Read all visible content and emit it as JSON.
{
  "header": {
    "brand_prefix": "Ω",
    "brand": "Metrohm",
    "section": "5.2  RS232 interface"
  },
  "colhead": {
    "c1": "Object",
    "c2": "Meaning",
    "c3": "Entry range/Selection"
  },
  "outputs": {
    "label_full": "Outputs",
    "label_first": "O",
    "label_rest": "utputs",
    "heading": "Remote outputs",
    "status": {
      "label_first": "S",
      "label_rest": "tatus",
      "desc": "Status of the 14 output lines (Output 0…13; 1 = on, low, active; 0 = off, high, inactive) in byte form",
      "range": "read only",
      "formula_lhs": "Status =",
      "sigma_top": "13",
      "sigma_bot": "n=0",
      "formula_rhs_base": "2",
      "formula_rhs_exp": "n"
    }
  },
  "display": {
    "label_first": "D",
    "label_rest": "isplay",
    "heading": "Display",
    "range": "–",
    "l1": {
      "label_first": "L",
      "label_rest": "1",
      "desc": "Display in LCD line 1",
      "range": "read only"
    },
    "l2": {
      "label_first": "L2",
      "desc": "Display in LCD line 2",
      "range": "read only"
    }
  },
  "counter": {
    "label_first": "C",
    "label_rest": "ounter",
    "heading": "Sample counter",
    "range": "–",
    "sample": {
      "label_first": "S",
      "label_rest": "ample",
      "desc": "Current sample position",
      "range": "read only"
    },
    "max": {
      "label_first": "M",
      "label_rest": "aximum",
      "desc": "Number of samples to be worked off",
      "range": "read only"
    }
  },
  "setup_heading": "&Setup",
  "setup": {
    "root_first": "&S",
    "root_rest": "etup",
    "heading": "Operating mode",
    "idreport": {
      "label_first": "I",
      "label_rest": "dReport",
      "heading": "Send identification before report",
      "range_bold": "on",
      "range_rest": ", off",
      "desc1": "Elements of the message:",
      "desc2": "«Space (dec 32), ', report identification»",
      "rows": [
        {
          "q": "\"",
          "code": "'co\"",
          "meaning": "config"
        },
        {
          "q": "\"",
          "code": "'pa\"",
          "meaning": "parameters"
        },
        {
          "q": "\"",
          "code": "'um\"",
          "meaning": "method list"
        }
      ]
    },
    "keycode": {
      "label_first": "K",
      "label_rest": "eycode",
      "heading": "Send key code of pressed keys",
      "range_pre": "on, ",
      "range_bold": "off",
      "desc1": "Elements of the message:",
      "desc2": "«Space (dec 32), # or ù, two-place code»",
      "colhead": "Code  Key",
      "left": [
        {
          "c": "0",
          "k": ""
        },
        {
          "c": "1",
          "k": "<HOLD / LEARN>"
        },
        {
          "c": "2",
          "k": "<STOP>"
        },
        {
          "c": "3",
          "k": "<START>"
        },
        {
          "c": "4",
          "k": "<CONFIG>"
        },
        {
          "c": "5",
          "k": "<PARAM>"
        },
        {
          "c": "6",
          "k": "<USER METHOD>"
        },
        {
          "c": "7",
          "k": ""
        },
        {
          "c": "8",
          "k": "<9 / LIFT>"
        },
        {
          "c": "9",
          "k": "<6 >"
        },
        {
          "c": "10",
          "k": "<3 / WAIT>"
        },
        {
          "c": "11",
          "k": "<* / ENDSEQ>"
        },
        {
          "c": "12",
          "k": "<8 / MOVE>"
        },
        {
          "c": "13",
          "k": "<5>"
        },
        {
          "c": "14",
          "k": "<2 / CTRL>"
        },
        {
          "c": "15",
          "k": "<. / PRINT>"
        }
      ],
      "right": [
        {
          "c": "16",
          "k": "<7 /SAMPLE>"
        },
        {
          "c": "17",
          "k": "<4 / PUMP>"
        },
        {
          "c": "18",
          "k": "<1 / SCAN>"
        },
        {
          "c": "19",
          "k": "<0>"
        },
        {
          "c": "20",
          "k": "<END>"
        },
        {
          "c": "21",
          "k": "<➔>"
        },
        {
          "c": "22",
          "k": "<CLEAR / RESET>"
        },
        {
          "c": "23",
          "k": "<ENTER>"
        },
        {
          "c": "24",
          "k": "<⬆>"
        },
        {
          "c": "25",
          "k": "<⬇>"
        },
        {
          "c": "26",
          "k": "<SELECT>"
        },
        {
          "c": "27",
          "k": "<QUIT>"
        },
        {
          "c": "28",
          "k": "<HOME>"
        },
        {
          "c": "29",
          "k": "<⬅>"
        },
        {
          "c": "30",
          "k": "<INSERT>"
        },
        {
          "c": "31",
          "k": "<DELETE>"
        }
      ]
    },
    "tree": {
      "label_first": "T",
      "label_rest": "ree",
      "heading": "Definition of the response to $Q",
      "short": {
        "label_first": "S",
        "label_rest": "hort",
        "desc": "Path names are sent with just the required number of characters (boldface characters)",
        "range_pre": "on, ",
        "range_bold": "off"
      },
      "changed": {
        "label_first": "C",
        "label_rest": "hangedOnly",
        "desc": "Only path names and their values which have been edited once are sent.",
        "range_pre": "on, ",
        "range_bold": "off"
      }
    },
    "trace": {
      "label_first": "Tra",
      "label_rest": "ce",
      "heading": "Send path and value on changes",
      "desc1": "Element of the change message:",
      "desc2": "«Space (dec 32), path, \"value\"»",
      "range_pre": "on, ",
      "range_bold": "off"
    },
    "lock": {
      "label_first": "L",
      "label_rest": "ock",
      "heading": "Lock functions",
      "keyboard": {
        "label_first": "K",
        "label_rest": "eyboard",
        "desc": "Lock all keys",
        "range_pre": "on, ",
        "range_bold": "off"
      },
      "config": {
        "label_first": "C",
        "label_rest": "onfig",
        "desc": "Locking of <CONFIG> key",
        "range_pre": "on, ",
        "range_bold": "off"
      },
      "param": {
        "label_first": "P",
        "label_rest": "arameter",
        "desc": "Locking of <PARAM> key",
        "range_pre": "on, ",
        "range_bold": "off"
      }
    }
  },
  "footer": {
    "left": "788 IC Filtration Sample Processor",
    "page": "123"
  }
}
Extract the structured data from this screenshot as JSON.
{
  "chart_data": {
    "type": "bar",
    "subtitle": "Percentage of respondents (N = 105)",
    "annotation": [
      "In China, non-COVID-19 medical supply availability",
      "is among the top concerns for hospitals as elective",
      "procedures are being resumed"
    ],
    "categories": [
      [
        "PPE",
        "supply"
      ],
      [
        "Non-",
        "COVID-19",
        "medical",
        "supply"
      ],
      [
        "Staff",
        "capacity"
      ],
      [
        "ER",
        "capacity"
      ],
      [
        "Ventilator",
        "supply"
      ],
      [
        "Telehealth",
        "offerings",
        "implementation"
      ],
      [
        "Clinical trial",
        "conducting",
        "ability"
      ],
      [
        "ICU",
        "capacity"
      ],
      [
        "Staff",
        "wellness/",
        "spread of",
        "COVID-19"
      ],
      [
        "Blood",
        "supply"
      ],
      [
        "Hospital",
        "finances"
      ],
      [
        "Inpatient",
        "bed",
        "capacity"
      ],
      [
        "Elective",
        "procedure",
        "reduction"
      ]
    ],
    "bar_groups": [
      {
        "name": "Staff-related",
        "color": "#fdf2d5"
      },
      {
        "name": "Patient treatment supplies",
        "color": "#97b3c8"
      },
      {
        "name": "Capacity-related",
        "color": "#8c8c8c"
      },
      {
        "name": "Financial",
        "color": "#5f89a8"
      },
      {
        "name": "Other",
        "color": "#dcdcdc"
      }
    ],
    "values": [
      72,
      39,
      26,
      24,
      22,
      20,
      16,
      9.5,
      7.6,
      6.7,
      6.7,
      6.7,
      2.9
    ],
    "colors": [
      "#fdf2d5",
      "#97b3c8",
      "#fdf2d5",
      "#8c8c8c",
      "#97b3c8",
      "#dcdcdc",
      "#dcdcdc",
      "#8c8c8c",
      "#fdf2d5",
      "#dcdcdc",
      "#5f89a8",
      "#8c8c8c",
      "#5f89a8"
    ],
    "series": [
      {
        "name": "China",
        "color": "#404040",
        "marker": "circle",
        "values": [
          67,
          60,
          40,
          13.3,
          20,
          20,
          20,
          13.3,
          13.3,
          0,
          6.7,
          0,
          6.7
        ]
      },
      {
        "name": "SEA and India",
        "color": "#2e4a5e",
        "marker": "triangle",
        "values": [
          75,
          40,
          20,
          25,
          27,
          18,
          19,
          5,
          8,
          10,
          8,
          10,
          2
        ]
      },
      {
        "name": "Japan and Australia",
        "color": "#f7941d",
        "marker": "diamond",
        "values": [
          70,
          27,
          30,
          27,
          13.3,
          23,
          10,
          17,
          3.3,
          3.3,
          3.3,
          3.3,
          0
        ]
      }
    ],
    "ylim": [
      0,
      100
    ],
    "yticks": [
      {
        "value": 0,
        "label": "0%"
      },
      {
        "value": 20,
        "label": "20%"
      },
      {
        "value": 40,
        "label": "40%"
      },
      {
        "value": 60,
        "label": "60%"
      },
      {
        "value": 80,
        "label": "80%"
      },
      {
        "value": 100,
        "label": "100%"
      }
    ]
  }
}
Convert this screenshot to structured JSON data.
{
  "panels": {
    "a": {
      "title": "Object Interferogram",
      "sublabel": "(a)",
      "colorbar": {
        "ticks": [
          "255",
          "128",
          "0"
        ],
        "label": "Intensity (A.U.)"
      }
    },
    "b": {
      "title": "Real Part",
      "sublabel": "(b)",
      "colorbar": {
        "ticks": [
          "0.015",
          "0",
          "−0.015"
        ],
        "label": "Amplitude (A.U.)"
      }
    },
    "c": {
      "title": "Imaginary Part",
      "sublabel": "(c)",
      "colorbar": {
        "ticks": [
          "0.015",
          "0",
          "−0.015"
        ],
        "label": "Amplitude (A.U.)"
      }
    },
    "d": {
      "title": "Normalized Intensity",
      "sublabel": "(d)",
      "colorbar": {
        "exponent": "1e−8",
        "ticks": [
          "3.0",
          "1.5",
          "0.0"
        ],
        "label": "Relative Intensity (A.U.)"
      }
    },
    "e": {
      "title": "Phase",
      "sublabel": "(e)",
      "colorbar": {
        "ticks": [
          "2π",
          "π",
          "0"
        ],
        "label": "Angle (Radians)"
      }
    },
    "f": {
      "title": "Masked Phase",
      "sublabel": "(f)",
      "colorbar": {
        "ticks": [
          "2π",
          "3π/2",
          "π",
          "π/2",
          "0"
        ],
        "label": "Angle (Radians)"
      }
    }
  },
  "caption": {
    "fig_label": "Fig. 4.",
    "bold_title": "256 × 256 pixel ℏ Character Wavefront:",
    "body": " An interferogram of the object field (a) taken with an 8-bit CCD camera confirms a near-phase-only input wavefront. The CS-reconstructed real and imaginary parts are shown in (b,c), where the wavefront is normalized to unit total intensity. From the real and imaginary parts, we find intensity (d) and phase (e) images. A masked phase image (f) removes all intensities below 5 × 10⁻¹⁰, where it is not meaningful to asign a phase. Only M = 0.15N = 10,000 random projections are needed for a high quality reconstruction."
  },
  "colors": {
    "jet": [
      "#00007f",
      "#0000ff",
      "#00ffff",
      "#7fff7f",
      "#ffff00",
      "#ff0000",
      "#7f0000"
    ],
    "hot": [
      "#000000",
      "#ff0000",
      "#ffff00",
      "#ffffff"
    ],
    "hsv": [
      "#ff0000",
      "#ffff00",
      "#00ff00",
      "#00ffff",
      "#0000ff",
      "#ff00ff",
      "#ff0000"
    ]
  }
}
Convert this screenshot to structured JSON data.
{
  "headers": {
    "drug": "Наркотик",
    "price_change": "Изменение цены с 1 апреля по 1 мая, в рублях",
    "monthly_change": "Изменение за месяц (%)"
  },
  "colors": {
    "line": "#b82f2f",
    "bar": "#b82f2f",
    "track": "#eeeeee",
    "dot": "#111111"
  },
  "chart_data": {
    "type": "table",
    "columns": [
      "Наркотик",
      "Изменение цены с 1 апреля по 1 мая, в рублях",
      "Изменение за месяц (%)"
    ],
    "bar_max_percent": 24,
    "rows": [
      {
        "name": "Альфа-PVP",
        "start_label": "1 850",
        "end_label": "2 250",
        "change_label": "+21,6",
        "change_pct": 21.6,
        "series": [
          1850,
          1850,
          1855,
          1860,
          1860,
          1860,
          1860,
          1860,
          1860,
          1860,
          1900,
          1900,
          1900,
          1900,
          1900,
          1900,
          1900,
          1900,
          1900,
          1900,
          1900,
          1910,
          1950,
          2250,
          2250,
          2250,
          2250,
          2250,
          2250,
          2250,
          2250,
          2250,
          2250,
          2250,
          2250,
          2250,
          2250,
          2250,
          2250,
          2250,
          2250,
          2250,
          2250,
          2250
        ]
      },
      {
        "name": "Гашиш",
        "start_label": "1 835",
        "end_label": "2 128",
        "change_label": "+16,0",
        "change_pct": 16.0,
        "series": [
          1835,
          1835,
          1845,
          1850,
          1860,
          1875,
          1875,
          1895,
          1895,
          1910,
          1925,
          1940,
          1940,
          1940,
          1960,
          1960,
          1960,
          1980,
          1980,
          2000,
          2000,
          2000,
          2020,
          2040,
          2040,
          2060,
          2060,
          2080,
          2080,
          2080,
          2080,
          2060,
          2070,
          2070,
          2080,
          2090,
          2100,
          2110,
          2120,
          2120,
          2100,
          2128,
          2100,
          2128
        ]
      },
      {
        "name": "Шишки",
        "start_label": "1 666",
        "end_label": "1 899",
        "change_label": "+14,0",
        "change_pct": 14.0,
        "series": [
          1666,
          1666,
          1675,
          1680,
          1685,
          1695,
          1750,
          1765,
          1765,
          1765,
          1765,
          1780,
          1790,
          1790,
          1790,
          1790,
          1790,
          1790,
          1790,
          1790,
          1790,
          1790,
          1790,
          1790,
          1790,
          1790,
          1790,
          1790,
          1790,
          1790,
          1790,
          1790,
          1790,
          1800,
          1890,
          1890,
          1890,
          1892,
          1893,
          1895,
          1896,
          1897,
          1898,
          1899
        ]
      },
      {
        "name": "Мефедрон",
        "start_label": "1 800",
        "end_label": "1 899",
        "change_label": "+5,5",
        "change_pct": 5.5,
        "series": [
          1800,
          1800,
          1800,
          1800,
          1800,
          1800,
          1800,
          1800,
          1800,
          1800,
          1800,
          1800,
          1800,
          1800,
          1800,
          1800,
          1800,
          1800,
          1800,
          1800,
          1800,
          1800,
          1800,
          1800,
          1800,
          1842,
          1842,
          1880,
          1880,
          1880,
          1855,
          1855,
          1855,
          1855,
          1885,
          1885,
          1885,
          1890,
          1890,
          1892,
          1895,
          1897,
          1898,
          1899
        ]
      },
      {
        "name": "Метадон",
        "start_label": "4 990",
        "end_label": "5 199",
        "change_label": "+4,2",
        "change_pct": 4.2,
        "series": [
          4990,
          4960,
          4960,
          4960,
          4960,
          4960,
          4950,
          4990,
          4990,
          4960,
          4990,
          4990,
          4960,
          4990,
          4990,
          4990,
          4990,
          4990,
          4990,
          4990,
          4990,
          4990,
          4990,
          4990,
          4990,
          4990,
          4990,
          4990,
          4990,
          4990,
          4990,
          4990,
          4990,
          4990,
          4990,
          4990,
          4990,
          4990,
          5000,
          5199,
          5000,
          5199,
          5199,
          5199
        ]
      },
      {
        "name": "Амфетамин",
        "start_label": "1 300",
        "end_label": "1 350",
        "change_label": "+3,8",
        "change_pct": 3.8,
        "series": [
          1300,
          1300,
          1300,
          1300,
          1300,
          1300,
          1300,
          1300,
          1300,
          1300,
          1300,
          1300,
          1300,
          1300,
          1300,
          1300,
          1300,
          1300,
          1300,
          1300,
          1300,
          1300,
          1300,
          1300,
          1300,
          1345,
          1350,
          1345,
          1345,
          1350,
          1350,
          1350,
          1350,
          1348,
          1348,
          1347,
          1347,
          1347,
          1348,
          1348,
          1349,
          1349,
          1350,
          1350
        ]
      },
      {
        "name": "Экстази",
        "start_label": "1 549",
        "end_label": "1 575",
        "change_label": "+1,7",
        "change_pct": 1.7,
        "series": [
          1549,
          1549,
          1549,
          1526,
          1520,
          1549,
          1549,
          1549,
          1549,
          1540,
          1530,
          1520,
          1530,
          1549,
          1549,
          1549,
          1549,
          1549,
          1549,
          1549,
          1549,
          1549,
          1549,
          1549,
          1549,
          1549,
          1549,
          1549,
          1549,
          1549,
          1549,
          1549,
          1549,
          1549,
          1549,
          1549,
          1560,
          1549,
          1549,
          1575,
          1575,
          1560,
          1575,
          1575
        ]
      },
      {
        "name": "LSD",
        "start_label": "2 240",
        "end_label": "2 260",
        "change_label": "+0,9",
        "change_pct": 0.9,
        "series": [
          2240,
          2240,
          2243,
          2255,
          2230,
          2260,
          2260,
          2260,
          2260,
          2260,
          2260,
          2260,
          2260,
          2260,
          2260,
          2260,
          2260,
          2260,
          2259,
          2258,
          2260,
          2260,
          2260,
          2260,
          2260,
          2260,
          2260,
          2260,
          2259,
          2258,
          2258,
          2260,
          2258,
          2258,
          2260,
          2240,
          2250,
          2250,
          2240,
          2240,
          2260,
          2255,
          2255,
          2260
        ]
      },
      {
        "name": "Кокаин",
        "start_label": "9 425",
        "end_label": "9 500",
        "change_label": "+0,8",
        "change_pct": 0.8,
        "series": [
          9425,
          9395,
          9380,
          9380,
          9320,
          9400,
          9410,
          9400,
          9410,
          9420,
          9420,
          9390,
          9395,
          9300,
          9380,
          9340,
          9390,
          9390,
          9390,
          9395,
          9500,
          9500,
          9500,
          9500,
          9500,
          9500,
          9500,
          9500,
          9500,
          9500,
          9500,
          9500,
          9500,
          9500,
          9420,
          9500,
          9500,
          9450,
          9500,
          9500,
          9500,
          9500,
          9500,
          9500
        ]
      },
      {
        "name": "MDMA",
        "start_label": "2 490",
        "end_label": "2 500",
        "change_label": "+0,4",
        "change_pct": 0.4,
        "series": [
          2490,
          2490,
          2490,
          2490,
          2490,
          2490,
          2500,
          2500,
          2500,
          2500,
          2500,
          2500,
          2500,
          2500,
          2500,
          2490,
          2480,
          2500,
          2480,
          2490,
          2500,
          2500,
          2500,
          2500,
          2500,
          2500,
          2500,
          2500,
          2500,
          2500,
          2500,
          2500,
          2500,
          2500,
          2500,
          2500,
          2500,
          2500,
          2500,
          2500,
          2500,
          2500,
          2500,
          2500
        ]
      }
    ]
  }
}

====

## WHAT YOU ARE ASKED TO DO
Go through the entries above and count the lines containing the word "Space"; give only that count.

## SOLUTION FOR THIS EXERCISE
3